[Stored records]
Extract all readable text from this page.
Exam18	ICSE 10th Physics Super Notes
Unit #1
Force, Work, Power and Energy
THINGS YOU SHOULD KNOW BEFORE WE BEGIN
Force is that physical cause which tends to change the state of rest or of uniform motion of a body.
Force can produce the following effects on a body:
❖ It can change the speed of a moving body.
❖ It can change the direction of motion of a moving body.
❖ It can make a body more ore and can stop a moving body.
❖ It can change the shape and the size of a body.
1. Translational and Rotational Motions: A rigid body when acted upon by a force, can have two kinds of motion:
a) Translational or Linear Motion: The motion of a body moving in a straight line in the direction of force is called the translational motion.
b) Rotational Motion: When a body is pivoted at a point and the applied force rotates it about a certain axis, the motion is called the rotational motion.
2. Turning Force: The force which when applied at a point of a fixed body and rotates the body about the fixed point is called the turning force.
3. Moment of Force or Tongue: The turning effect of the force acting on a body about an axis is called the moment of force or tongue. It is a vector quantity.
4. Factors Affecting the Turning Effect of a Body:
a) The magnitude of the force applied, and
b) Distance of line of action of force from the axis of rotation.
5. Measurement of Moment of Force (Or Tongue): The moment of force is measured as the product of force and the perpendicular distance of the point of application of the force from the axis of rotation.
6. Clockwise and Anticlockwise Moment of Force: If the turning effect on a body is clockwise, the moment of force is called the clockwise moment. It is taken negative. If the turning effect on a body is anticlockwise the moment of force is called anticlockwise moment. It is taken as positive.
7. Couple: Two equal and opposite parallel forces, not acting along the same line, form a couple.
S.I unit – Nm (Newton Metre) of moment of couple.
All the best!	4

**Task goal**:
Your task is to return the full listing exactly as it was given.

**Solution to this problem**:
Extract all readable text from this page.
Exam18	ICSE 10th Physics Super Notes
Unit #1
Force, Work, Power and Energy
THINGS YOU SHOULD KNOW BEFORE WE BEGIN
Force is that physical cause which tends to change the state of rest or of uniform motion of a body.
Force can produce the following effects on a body:
❖ It can change the speed of a moving body.
❖ It can change the direction of motion of a moving body.
❖ It can make a body more ore and can stop a moving body.
❖ It can change the shape and the size of a body.
1. Translational and Rotational Motions: A rigid body when acted upon by a force, can have two kinds of motion:
a) Translational or Linear Motion: The motion of a body moving in a straight line in the direction of force is called the translational motion.
b) Rotational Motion: When a body is pivoted at a point and the applied force rotates it about a certain axis, the motion is called the rotational motion.
2. Turning Force: The force which when applied at a point of a fixed body and rotates the body about the fixed point is called the turning force.
3. Moment of Force or Tongue: The turning effect of the force acting on a body about an axis is called the moment of force or tongue. It is a vector quantity.
4. Factors Affecting the Turning Effect of a Body:
a) The magnitude of the force applied, and
b) Distance of line of action of force from the axis of rotation.
5. Measurement of Moment of Force (Or Tongue): The moment of force is measured as the product of force and the perpendicular distance of the point of application of the force from the axis of rotation.
6. Clockwise and Anticlockwise Moment of Force: If the turning effect on a body is clockwise, the moment of force is called the clockwise moment. It is taken negative. If the turning effect on a body is anticlockwise the moment of force is called anticlockwise moment. It is taken as positive.
7. Couple: Two equal and opposite parallel forces, not acting along the same line, form a couple.
S.I unit – Nm (Newton Metre) of moment of couple.
All the best!	4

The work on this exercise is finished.